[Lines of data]
:::::

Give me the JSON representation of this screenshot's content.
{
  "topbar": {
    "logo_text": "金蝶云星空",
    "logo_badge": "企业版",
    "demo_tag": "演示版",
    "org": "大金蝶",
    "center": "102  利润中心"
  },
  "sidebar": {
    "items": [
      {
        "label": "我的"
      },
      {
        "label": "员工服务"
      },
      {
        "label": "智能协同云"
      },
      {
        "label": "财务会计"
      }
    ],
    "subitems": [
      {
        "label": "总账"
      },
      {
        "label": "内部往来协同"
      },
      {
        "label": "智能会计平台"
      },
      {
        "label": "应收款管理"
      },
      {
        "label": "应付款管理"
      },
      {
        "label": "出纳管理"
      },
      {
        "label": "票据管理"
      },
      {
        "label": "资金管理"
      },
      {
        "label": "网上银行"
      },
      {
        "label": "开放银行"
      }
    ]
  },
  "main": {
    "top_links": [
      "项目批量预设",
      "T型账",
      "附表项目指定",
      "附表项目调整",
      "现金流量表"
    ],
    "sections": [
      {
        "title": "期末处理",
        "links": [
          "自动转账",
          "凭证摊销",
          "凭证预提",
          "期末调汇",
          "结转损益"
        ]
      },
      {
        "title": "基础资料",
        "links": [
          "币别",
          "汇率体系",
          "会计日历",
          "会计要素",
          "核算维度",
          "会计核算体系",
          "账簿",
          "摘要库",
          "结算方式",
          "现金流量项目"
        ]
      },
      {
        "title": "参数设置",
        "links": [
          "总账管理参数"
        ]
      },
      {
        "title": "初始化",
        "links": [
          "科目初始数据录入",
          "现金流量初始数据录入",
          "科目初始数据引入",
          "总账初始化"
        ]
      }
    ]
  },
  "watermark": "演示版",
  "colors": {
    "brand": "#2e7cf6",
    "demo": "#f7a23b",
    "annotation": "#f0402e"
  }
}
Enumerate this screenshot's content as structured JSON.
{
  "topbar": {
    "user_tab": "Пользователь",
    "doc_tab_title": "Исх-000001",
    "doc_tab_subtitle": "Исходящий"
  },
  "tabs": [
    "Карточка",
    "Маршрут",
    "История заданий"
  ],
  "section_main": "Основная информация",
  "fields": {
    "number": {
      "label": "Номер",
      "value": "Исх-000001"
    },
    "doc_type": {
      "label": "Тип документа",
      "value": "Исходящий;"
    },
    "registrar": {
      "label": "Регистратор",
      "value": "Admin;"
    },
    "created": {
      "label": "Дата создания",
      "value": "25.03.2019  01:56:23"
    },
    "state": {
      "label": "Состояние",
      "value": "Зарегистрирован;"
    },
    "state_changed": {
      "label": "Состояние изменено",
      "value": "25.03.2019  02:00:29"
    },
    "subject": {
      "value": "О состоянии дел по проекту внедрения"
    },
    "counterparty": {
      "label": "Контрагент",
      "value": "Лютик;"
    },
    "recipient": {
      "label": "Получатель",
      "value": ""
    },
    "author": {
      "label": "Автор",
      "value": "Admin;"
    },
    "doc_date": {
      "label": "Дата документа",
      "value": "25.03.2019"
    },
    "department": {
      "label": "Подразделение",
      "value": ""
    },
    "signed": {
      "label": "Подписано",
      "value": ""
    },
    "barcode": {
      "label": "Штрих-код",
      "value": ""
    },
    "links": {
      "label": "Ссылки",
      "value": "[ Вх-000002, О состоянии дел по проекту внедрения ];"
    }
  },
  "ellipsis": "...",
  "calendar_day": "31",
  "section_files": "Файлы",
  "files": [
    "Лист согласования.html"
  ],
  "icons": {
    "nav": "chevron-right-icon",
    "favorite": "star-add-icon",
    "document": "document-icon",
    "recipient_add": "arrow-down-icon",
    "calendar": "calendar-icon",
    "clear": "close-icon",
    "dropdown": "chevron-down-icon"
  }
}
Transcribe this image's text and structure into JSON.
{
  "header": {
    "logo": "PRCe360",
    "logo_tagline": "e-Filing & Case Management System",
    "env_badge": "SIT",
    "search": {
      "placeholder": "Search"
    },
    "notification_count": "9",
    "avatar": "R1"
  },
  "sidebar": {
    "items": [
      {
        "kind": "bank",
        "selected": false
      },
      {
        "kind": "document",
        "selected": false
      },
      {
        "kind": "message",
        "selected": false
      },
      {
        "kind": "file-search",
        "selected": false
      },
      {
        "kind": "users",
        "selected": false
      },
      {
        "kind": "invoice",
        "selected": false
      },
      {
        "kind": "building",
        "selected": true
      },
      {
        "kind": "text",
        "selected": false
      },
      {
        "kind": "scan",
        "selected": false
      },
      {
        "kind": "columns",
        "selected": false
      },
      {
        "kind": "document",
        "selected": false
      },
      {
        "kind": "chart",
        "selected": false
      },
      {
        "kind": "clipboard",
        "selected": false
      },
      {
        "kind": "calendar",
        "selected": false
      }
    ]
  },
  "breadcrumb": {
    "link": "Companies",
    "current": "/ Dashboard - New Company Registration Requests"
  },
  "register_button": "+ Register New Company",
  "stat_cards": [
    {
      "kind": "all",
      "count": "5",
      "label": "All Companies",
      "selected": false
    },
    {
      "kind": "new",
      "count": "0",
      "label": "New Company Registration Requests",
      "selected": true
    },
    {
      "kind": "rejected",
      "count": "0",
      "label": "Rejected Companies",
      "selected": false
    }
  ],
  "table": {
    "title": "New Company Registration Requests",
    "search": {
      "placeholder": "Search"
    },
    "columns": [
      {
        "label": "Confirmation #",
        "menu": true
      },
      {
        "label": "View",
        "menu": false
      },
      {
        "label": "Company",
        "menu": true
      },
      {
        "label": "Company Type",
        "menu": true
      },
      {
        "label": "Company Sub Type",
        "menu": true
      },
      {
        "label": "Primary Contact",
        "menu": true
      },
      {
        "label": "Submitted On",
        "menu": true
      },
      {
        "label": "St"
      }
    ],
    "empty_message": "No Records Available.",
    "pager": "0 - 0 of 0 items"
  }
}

:::::

◆ **CHALLENGE**:
Please output the entire listing exactly as it stands.

◆ **REPLY**:
Give me the JSON representation of this screenshot's content.
{
  "topbar": {
    "logo_text": "金蝶云星空",
    "logo_badge": "企业版",
    "demo_tag": "演示版",
    "org": "大金蝶",
    "center": "102  利润中心"
  },
  "sidebar": {
    "items": [
      {
        "label": "我的"
      },
      {
        "label": "员工服务"
      },
      {
        "label": "智能协同云"
      },
      {
        "label": "财务会计"
      }
    ],
    "subitems": [
      {
        "label": "总账"
      },
      {
        "label": "内部往来协同"
      },
      {
        "label": "智能会计平台"
      },
      {
        "label": "应收款管理"
      },
      {
        "label": "应付款管理"
      },
      {
        "label": "出纳管理"
      },
      {
        "label": "票据管理"
      },
      {
        "label": "资金管理"
      },
      {
        "label": "网上银行"
      },
      {
        "label": "开放银行"
      }
    ]
  },
  "main": {
    "top_links": [
      "项目批量预设",
      "T型账",
      "附表项目指定",
      "附表项目调整",
      "现金流量表"
    ],
    "sections": [
      {
        "title": "期末处理",
        "links": [
          "自动转账",
          "凭证摊销",
          "凭证预提",
          "期末调汇",
          "结转损益"
        ]
      },
      {
        "title": "基础资料",
        "links": [
          "币别",
          "汇率体系",
          "会计日历",
          "会计要素",
          "核算维度",
          "会计核算体系",
          "账簿",
          "摘要库",
          "结算方式",
          "现金流量项目"
        ]
      },
      {
        "title": "参数设置",
        "links": [
          "总账管理参数"
        ]
      },
      {
        "title": "初始化",
        "links": [
          "科目初始数据录入",
          "现金流量初始数据录入",
          "科目初始数据引入",
          "总账初始化"
        ]
      }
    ]
  },
  "watermark": "演示版",
  "colors": {
    "brand": "#2e7cf6",
    "demo": "#f7a23b",
    "annotation": "#f0402e"
  }
}
Enumerate this screenshot's content as structured JSON.
{
  "topbar": {
    "user_tab": "Пользователь",
    "doc_tab_title": "Исх-000001",
    "doc_tab_subtitle": "Исходящий"
  },
  "tabs": [
    "Карточка",
    "Маршрут",
    "История заданий"
  ],
  "section_main": "Основная информация",
  "fields": {
    "number": {
      "label": "Номер",
      "value": "Исх-000001"
    },
    "doc_type": {
      "label": "Тип документа",
      "value": "Исходящий;"
    },
    "registrar": {
      "label": "Регистратор",
      "value": "Admin;"
    },
    "created": {
      "label": "Дата создания",
      "value": "25.03.2019  01:56:23"
    },
    "state": {
      "label": "Состояние",
      "value": "Зарегистрирован;"
    },
    "state_changed": {
      "label": "Состояние изменено",
      "value": "25.03.2019  02:00:29"
    },
    "subject": {
      "value": "О состоянии дел по проекту внедрения"
    },
    "counterparty": {
      "label": "Контрагент",
      "value": "Лютик;"
    },
    "recipient": {
      "label": "Получатель",
      "value": ""
    },
    "author": {
      "label": "Автор",
      "value": "Admin;"
    },
    "doc_date": {
      "label": "Дата документа",
      "value": "25.03.2019"
    },
    "department": {
      "label": "Подразделение",
      "value": ""
    },
    "signed": {
      "label": "Подписано",
      "value": ""
    },
    "barcode": {
      "label": "Штрих-код",
      "value": ""
    },
    "links": {
      "label": "Ссылки",
      "value": "[ Вх-000002, О состоянии дел по проекту внедрения ];"
    }
  },
  "ellipsis": "...",
  "calendar_day": "31",
  "section_files": "Файлы",
  "files": [
    "Лист согласования.html"
  ],
  "icons": {
    "nav": "chevron-right-icon",
    "favorite": "star-add-icon",
    "document": "document-icon",
    "recipient_add": "arrow-down-icon",
    "calendar": "calendar-icon",
    "clear": "close-icon",
    "dropdown": "chevron-down-icon"
  }
}
Transcribe this image's text and structure into JSON.
{
  "header": {
    "logo": "PRCe360",
    "logo_tagline": "e-Filing & Case Management System",
    "env_badge": "SIT",
    "search": {
      "placeholder": "Search"
    },
    "notification_count": "9",
    "avatar": "R1"
  },
  "sidebar": {
    "items": [
      {
        "kind": "bank",
        "selected": false
      },
      {
        "kind": "document",
        "selected": false
      },
      {
        "kind": "message",
        "selected": false
      },
      {
        "kind": "file-search",
        "selected": false
      },
      {
        "kind": "users",
        "selected": false
      },
      {
        "kind": "invoice",
        "selected": false
      },
      {
        "kind": "building",
        "selected": true
      },
      {
        "kind": "text",
        "selected": false
      },
      {
        "kind": "scan",
        "selected": false
      },
      {
        "kind": "columns",
        "selected": false
      },
      {
        "kind": "document",
        "selected": false
      },
      {
        "kind": "chart",
        "selected": false
      },
      {
        "kind": "clipboard",
        "selected": false
      },
      {
        "kind": "calendar",
        "selected": false
      }
    ]
  },
  "breadcrumb": {
    "link": "Companies",
    "current": "/ Dashboard - New Company Registration Requests"
  },
  "register_button": "+ Register New Company",
  "stat_cards": [
    {
      "kind": "all",
      "count": "5",
      "label": "All Companies",
      "selected": false
    },
    {
      "kind": "new",
      "count": "0",
      "label": "New Company Registration Requests",
      "selected": true
    },
    {
      "kind": "rejected",
      "count": "0",
      "label": "Rejected Companies",
      "selected": false
    }
  ],
  "table": {
    "title": "New Company Registration Requests",
    "search": {
      "placeholder": "Search"
    },
    "columns": [
      {
        "label": "Confirmation #",
        "menu": true
      },
      {
        "label": "View",
        "menu": false
      },
      {
        "label": "Company",
        "menu": true
      },
      {
        "label": "Company Type",
        "menu": true
      },
      {
        "label": "Company Sub Type",
        "menu": true
      },
      {
        "label": "Primary Contact",
        "menu": true
      },
      {
        "label": "Submitted On",
        "menu": true
      },
      {
        "label": "St"
      }
    ],
    "empty_message": "No Records Available.",
    "pager": "0 - 0 of 0 items"
  }
}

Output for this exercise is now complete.